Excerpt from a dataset
□ □ □ □ □ □ □

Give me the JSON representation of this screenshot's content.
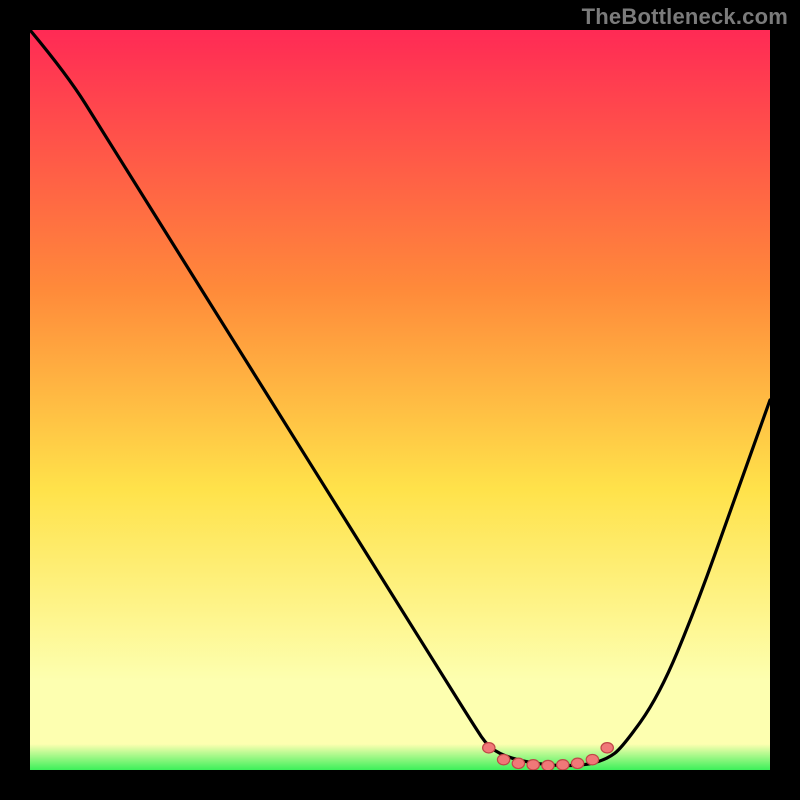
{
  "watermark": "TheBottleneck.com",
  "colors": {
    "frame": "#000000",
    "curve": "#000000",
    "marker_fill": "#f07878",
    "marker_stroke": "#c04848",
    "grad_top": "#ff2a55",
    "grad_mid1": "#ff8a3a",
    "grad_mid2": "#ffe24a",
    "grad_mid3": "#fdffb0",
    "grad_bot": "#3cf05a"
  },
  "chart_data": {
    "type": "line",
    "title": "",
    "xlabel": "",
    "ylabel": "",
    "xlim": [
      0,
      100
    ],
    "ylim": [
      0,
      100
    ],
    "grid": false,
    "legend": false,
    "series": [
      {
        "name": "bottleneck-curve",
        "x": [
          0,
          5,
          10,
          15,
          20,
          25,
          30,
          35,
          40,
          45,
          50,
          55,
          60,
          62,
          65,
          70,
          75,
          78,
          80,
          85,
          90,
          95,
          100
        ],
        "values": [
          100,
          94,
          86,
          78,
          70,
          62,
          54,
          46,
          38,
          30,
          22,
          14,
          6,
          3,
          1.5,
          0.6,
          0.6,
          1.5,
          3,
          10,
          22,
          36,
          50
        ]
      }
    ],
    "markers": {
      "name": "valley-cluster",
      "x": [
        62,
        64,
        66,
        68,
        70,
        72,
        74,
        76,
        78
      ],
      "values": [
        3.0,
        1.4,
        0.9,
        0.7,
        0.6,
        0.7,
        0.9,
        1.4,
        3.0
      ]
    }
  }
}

□ □ □ □ □ □ □

### Stated problem
Show all lines above holding "curve".

### Task solution
    "curve": "#000000",
        "name": "bottleneck-curve",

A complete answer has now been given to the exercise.